- Instruction -
Scan the records for the string "working"; copy each line where it occurs.

- Dataset entries -

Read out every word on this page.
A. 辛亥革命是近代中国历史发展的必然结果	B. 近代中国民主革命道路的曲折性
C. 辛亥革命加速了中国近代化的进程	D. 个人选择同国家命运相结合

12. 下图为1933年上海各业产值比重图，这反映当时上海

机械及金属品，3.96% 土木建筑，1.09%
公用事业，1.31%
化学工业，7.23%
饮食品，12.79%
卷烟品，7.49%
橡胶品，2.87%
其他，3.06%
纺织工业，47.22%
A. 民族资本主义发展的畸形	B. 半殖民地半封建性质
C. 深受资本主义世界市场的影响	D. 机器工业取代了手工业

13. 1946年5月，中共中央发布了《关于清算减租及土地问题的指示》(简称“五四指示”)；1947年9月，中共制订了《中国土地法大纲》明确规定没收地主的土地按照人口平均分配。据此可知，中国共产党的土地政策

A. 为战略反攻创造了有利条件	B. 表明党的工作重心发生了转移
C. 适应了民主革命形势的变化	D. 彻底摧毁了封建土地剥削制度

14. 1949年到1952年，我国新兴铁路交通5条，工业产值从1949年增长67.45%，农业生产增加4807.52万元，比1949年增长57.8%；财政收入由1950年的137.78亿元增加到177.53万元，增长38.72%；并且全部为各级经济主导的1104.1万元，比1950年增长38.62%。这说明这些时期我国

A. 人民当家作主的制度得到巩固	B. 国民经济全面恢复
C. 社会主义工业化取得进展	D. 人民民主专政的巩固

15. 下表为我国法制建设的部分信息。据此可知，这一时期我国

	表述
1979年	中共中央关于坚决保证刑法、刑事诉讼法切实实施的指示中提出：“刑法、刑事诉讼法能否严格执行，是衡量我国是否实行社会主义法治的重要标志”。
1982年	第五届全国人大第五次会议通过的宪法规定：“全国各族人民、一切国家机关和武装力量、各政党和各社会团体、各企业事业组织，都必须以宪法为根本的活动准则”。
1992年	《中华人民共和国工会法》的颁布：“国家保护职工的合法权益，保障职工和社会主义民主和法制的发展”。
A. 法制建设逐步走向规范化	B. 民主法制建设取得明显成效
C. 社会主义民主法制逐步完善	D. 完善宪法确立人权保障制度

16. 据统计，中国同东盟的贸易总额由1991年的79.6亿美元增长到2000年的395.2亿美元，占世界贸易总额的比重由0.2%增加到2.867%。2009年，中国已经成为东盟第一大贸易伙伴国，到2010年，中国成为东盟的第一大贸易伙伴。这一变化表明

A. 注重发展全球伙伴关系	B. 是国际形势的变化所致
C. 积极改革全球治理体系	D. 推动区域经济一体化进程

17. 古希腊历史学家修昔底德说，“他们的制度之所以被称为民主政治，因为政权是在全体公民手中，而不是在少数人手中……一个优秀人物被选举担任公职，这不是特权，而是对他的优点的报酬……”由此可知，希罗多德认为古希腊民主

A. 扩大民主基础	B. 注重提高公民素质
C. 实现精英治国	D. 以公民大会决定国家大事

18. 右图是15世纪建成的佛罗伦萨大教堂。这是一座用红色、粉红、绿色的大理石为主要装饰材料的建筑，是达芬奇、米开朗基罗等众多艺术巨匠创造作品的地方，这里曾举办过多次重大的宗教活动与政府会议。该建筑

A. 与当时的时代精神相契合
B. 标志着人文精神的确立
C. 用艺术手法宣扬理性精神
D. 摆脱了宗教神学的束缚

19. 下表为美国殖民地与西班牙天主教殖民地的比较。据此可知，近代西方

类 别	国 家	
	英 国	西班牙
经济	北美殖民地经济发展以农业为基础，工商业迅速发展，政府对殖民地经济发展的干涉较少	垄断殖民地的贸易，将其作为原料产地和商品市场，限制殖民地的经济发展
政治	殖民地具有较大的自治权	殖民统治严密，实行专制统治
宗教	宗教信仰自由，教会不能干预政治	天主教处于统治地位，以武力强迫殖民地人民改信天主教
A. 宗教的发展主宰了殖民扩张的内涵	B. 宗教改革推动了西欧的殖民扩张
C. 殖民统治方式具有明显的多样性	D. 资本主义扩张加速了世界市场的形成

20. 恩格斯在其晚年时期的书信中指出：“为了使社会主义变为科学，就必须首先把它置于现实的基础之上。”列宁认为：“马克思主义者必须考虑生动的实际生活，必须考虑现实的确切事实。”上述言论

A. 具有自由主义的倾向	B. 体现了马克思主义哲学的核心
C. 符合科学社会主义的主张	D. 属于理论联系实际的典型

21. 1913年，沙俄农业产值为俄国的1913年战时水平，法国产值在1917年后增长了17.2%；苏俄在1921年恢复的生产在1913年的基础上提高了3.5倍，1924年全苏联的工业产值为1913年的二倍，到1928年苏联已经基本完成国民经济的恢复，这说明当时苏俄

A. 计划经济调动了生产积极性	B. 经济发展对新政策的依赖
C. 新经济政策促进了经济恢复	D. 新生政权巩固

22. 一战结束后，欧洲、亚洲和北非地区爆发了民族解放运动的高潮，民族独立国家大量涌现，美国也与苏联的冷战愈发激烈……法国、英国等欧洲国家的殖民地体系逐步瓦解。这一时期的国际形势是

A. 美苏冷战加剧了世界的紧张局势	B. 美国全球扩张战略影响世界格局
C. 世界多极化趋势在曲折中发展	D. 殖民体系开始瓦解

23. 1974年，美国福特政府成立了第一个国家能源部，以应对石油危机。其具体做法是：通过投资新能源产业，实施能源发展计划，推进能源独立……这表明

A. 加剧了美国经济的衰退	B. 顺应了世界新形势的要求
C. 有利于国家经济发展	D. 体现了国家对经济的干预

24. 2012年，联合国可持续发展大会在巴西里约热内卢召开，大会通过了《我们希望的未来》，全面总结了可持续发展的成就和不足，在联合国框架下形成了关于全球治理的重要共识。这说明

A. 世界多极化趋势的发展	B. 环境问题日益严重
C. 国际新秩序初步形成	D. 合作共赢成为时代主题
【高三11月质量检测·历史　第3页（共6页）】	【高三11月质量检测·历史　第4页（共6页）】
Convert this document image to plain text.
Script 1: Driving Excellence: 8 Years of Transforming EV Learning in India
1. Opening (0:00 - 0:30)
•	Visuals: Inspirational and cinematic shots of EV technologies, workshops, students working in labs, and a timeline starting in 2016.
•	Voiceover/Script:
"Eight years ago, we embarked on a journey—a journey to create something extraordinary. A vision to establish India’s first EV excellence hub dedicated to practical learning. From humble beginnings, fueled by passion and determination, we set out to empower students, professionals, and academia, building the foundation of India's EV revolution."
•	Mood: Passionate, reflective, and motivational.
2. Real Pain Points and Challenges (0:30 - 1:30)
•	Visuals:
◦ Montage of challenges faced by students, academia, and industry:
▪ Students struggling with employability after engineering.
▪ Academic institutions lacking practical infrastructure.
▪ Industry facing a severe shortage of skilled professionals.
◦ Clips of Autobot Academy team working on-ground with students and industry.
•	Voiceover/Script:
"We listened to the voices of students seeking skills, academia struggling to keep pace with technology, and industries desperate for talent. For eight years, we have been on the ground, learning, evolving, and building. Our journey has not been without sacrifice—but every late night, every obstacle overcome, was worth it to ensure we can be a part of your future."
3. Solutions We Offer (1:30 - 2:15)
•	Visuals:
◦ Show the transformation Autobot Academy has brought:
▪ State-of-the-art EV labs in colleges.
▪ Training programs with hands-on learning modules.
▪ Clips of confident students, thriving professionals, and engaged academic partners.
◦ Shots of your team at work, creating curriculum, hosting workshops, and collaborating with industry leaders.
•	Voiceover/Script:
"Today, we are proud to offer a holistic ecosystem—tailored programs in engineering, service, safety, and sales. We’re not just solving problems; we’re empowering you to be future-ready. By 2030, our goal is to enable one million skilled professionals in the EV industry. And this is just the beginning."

- The output -
•	Visuals: Inspirational and cinematic shots of EV technologies, workshops, students working in labs, and a timeline starting in 2016.
◦ Clips of Autobot Academy team working on-ground with students and industry.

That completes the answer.